[Task to complete]:
Copy out each line below that has the word "concentración" in it.

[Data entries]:
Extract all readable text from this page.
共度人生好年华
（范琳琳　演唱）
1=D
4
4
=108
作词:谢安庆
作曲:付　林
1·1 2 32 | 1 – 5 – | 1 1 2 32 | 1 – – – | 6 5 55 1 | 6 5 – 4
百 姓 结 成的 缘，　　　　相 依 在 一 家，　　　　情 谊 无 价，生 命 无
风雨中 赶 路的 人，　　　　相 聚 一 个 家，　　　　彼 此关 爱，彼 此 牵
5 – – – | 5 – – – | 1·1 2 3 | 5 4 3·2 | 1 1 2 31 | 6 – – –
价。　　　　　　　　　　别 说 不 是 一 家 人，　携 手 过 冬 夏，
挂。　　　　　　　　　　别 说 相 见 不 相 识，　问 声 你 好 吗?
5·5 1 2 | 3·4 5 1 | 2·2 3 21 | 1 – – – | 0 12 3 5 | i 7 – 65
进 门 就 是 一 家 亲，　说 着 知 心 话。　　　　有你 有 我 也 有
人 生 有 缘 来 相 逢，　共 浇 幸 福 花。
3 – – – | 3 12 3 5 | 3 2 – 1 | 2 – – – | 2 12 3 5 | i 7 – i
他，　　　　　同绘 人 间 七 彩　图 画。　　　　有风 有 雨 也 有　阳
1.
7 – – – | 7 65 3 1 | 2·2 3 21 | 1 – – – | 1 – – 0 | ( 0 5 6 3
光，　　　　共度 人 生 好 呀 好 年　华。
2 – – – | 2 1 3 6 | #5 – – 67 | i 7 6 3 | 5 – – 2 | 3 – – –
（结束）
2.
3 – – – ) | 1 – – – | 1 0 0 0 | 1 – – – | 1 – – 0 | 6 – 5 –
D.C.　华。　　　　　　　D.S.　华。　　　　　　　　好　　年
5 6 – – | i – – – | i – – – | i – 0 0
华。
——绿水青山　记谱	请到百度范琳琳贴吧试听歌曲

* * *

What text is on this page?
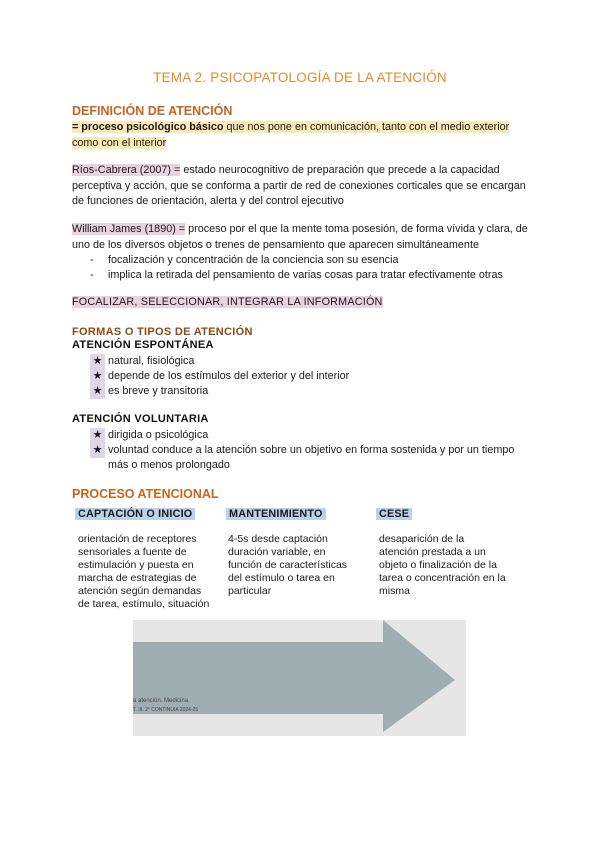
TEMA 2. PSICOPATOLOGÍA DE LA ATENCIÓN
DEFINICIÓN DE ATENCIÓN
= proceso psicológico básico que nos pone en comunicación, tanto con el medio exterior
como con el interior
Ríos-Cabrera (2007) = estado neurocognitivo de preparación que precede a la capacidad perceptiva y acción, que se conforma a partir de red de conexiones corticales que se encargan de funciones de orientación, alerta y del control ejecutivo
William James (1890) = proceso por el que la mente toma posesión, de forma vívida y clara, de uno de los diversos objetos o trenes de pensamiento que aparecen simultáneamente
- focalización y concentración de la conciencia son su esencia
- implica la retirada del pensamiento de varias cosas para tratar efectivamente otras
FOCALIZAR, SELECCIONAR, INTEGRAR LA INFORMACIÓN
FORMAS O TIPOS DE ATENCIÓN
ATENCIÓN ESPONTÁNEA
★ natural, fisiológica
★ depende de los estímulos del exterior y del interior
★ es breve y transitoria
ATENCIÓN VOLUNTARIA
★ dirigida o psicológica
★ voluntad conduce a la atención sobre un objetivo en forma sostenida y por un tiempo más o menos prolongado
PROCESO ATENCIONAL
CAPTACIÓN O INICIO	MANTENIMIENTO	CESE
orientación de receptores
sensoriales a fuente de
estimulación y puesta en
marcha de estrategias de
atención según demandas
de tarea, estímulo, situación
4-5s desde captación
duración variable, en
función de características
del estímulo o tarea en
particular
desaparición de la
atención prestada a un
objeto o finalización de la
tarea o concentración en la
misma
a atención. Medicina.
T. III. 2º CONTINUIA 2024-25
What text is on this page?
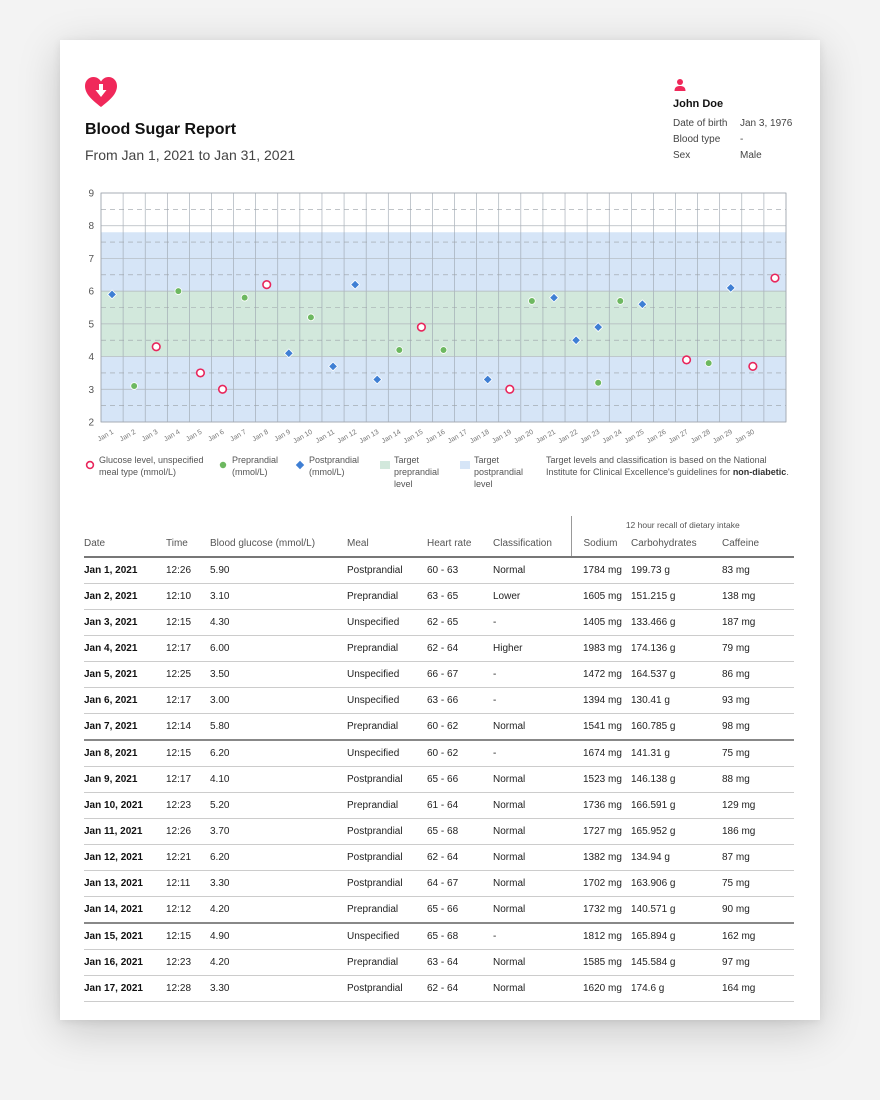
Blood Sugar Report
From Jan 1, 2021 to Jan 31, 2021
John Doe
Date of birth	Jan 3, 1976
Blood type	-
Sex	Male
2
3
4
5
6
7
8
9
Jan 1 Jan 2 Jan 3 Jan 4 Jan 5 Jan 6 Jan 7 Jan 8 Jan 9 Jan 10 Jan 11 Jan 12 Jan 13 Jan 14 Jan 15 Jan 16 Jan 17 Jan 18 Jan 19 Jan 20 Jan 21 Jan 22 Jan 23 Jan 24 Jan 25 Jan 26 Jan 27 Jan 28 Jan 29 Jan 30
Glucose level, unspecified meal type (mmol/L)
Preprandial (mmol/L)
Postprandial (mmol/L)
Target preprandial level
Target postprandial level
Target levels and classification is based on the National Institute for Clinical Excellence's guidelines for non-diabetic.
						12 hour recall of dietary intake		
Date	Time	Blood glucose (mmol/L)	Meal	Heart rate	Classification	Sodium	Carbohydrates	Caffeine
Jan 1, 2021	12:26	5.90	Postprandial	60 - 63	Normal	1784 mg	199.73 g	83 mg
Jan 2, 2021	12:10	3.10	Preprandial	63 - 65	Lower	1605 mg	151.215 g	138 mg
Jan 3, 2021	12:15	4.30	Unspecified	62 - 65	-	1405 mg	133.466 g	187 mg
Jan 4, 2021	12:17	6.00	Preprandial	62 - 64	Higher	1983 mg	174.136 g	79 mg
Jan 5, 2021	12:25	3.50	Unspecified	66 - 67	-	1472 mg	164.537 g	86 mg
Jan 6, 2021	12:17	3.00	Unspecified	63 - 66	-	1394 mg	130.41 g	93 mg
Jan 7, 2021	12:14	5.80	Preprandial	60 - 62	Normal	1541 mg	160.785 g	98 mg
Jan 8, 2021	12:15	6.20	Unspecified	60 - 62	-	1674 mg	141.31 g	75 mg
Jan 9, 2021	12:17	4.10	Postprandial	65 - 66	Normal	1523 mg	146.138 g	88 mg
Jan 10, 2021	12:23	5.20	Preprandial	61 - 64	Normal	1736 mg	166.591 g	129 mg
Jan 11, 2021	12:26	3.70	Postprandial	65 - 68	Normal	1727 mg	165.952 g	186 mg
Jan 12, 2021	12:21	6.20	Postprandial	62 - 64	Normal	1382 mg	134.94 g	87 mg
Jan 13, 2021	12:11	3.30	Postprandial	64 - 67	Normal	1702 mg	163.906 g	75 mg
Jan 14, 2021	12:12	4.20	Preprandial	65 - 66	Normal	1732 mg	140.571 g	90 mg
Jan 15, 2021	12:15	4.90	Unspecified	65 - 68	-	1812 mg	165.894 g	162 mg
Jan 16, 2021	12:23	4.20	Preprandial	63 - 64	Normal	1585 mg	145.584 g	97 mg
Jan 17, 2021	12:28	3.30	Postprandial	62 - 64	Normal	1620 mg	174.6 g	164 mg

...

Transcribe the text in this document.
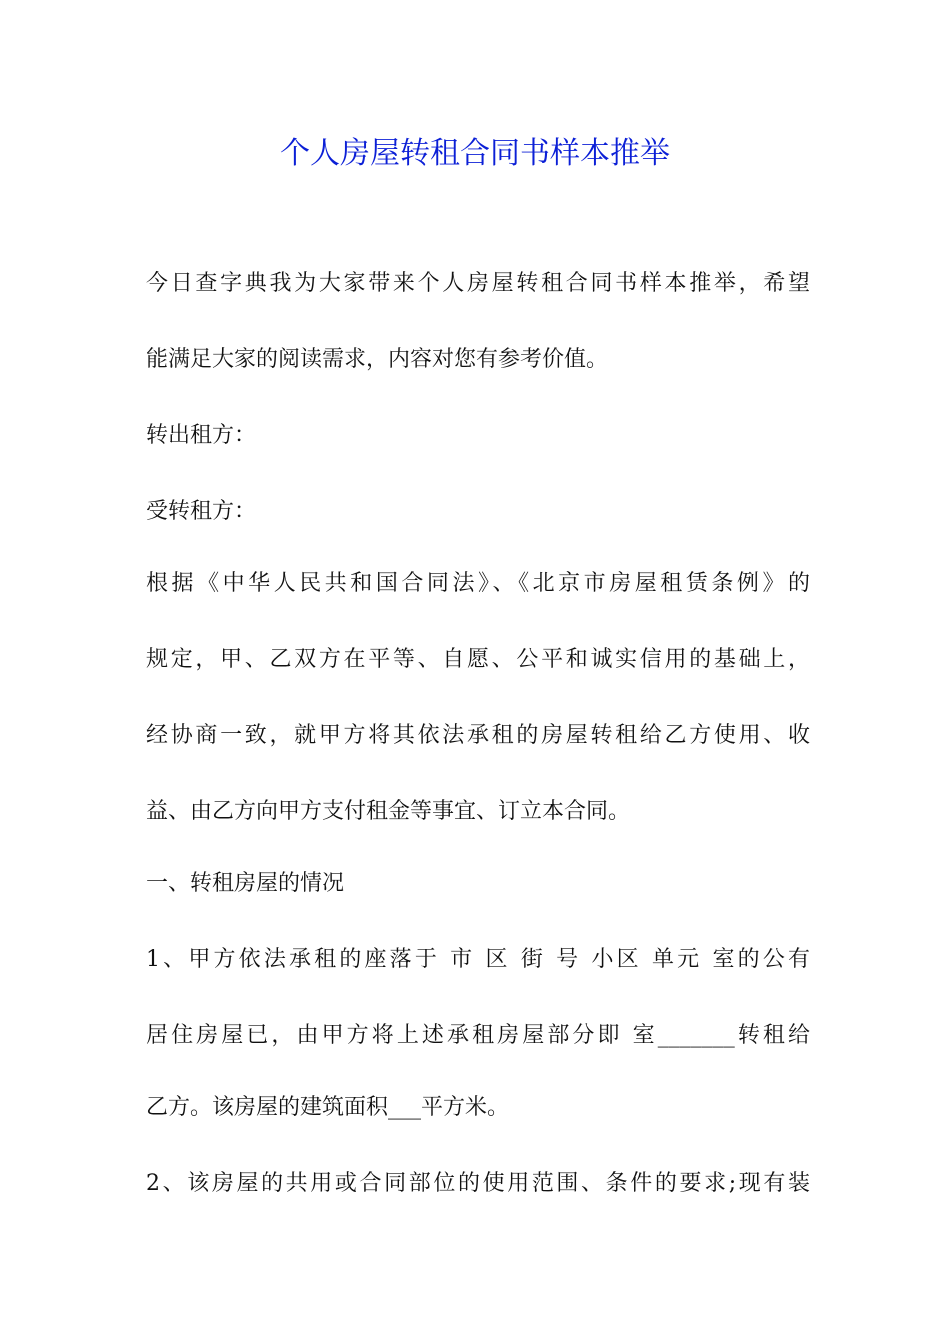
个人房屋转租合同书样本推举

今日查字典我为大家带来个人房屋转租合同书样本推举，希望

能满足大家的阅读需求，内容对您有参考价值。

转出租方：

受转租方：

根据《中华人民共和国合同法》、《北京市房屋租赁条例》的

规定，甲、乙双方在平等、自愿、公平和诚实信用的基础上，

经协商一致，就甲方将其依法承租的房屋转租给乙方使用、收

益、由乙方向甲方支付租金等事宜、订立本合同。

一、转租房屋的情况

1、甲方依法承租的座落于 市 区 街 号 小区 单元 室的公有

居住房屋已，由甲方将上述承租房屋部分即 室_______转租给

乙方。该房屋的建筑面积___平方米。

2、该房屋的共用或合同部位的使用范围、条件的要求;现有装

[Solution for this task]:
- focalización y concentración de la conciencia son su esencia
tarea o concentración en la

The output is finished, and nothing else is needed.